■ Your objective: Look through the data below. Collect every line where the word "name" occurs.

(Figure dataset records)
::::::::
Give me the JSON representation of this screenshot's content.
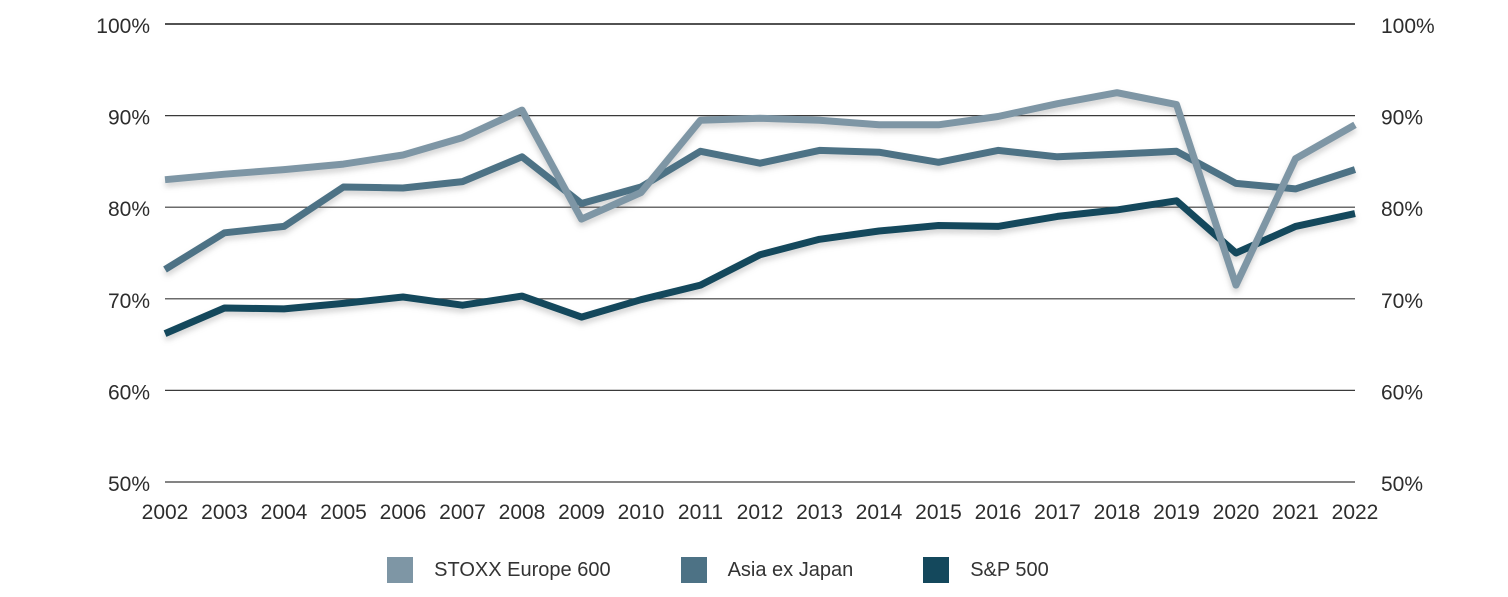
{
  "chart_data": {
    "type": "line",
    "title": "",
    "categories": [
      "2002",
      "2003",
      "2004",
      "2005",
      "2006",
      "2007",
      "2008",
      "2009",
      "2010",
      "2011",
      "2012",
      "2013",
      "2014",
      "2015",
      "2016",
      "2017",
      "2018",
      "2019",
      "2020",
      "2021",
      "2022"
    ],
    "series": [
      {
        "name": "STOXX Europe 600",
        "color": "#7E96A5",
        "values": [
          83.0,
          83.6,
          84.1,
          84.7,
          85.7,
          87.6,
          90.6,
          78.7,
          81.6,
          89.5,
          89.7,
          89.5,
          89.0,
          89.0,
          89.9,
          91.3,
          92.5,
          91.2,
          71.5,
          85.3,
          89.0
        ]
      },
      {
        "name": "Asia ex Japan",
        "color": "#4D7285",
        "values": [
          73.2,
          77.2,
          77.9,
          82.2,
          82.1,
          82.8,
          85.5,
          80.4,
          82.2,
          86.1,
          84.8,
          86.2,
          86.0,
          84.9,
          86.2,
          85.5,
          85.8,
          86.1,
          82.6,
          82.0,
          84.1
        ]
      },
      {
        "name": "S&P 500",
        "color": "#14485C",
        "values": [
          66.2,
          69.0,
          68.9,
          69.5,
          70.2,
          69.3,
          70.3,
          68.0,
          69.9,
          71.5,
          74.8,
          76.5,
          77.4,
          78.0,
          77.9,
          79.0,
          79.7,
          80.7,
          75.0,
          77.9,
          79.3
        ]
      }
    ],
    "xlabel": "",
    "ylabel": "",
    "y_axis": {
      "min": 50,
      "max": 100,
      "ticks": [
        {
          "label": "100%",
          "value": 100
        },
        {
          "label": "90%",
          "value": 90
        },
        {
          "label": "80%",
          "value": 80
        },
        {
          "label": "70%",
          "value": 70
        },
        {
          "label": "60%",
          "value": 60
        },
        {
          "label": "50%",
          "value": 50
        }
      ],
      "labels_on_both_sides": true
    },
    "grid": "horizontal",
    "legend_position": "bottom-center",
    "grid_color": "#3a3a3a",
    "text_color": "#2d2d2d"
  }
}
::::::::
■ The solution:
        "name": "STOXX Europe 600",
        "name": "Asia ex Japan",
        "name": "S&P 500",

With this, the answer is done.